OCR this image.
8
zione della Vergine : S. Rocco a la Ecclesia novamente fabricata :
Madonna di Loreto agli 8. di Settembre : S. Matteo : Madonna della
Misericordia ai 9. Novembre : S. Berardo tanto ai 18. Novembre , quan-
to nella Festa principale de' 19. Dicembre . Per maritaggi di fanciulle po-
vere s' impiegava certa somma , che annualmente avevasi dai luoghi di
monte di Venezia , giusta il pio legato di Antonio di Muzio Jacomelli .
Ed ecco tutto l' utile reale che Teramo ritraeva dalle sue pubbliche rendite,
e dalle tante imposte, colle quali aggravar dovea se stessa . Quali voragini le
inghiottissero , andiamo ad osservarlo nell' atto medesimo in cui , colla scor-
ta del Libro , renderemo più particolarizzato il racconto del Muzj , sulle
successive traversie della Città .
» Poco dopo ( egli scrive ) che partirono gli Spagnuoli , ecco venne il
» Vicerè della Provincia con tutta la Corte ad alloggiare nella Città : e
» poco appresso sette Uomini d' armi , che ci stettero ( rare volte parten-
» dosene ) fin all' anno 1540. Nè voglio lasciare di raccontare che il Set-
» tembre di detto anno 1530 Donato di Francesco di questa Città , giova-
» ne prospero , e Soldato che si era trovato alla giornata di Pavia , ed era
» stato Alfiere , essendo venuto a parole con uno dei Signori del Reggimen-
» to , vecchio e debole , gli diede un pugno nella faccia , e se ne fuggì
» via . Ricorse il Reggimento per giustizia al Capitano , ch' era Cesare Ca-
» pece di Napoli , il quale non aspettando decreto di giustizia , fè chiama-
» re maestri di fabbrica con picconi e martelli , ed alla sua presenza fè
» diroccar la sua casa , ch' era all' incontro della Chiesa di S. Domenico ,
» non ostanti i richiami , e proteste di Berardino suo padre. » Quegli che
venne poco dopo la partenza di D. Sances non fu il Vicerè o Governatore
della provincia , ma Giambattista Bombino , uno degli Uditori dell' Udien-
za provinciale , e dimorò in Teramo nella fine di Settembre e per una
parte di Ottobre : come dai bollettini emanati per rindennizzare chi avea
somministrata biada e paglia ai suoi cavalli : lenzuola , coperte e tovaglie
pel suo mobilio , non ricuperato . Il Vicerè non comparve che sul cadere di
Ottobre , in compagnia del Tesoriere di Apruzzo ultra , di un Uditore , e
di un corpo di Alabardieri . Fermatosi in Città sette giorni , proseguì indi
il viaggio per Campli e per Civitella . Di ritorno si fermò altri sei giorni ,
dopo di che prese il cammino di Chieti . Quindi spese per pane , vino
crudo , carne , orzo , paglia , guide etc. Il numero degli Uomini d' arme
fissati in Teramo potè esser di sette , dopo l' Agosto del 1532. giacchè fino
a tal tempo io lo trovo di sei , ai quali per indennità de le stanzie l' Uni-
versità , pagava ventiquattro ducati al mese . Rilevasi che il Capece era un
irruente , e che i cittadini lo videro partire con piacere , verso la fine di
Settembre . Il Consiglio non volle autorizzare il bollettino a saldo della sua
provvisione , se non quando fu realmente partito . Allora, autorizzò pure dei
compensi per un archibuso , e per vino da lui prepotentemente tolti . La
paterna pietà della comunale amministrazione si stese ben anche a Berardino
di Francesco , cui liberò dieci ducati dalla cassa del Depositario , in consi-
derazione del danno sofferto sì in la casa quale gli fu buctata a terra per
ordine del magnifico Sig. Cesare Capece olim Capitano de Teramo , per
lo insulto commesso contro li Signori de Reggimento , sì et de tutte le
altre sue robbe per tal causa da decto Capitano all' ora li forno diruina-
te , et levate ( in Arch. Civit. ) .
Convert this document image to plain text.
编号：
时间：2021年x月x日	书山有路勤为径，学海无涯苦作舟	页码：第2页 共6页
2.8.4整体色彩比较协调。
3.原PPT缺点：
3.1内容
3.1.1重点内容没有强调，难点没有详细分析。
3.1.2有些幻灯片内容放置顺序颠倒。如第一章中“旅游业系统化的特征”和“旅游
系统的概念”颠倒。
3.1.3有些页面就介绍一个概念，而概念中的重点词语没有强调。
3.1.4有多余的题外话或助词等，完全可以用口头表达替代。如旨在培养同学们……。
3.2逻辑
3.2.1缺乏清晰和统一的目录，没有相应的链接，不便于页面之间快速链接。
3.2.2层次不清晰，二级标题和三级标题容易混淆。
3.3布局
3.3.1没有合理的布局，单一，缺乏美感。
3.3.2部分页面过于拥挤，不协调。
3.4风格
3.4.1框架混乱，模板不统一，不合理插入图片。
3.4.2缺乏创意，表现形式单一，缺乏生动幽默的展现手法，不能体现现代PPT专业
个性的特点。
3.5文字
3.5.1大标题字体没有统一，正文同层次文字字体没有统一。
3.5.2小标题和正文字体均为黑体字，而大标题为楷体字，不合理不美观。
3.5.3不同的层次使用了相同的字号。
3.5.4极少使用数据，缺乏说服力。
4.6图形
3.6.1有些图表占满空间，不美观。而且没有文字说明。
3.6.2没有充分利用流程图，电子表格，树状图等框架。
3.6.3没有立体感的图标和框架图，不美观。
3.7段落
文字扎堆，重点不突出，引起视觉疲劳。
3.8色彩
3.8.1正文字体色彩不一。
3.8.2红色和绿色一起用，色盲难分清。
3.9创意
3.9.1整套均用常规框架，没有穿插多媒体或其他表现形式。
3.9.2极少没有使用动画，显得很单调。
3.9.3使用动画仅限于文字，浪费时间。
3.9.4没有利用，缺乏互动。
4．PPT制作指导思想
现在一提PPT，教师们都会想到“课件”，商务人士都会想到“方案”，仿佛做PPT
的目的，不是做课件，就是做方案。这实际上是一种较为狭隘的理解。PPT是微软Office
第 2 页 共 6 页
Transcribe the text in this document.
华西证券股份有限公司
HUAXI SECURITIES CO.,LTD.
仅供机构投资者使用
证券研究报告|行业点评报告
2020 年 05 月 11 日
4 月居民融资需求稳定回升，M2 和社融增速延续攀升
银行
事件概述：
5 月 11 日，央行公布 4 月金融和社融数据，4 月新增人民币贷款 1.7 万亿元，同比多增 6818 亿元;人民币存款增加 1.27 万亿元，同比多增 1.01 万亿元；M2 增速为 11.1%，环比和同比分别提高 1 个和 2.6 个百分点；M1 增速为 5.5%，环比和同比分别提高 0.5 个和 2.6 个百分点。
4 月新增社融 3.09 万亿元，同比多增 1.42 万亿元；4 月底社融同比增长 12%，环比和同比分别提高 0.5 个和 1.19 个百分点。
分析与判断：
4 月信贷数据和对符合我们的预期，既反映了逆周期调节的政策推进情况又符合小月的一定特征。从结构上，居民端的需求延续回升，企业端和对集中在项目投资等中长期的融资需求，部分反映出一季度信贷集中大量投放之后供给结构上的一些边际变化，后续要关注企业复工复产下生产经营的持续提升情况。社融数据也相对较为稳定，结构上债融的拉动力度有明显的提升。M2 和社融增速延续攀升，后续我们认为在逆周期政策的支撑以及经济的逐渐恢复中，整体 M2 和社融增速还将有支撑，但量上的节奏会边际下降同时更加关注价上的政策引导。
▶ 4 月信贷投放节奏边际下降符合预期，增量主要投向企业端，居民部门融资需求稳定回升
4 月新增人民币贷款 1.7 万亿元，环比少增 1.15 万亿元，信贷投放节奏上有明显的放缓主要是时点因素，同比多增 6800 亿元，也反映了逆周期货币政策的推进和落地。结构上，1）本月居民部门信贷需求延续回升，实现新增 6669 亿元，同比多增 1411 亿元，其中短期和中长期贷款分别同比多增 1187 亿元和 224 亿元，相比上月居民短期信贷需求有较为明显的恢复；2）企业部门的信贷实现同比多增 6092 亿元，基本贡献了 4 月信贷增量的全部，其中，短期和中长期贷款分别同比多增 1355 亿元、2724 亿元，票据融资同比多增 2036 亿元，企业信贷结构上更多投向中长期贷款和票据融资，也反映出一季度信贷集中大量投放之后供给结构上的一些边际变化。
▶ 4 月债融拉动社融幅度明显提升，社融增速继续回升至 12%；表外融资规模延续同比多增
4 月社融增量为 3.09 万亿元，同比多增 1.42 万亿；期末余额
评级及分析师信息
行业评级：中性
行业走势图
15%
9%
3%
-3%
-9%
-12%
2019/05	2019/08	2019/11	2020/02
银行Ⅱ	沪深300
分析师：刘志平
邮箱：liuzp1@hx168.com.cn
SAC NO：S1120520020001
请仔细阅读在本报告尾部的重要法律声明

──────

> [WRITTEN REQUEST]: In the records above, locate every line with the string "nella" and copy it.

> [EXERCISE OUTPUT]:
to nella Festa principale de' 19. Dicembre . Per maritaggi di fanciulle po-
» Vicerè della Provincia con tutta la Corte ad alloggiare nella Città : e
» to , vecchio e debole , gli diede un pugno nella faccia , e se ne fuggì
za provinciale , e dimorò in Teramo nella fine di Settembre e per una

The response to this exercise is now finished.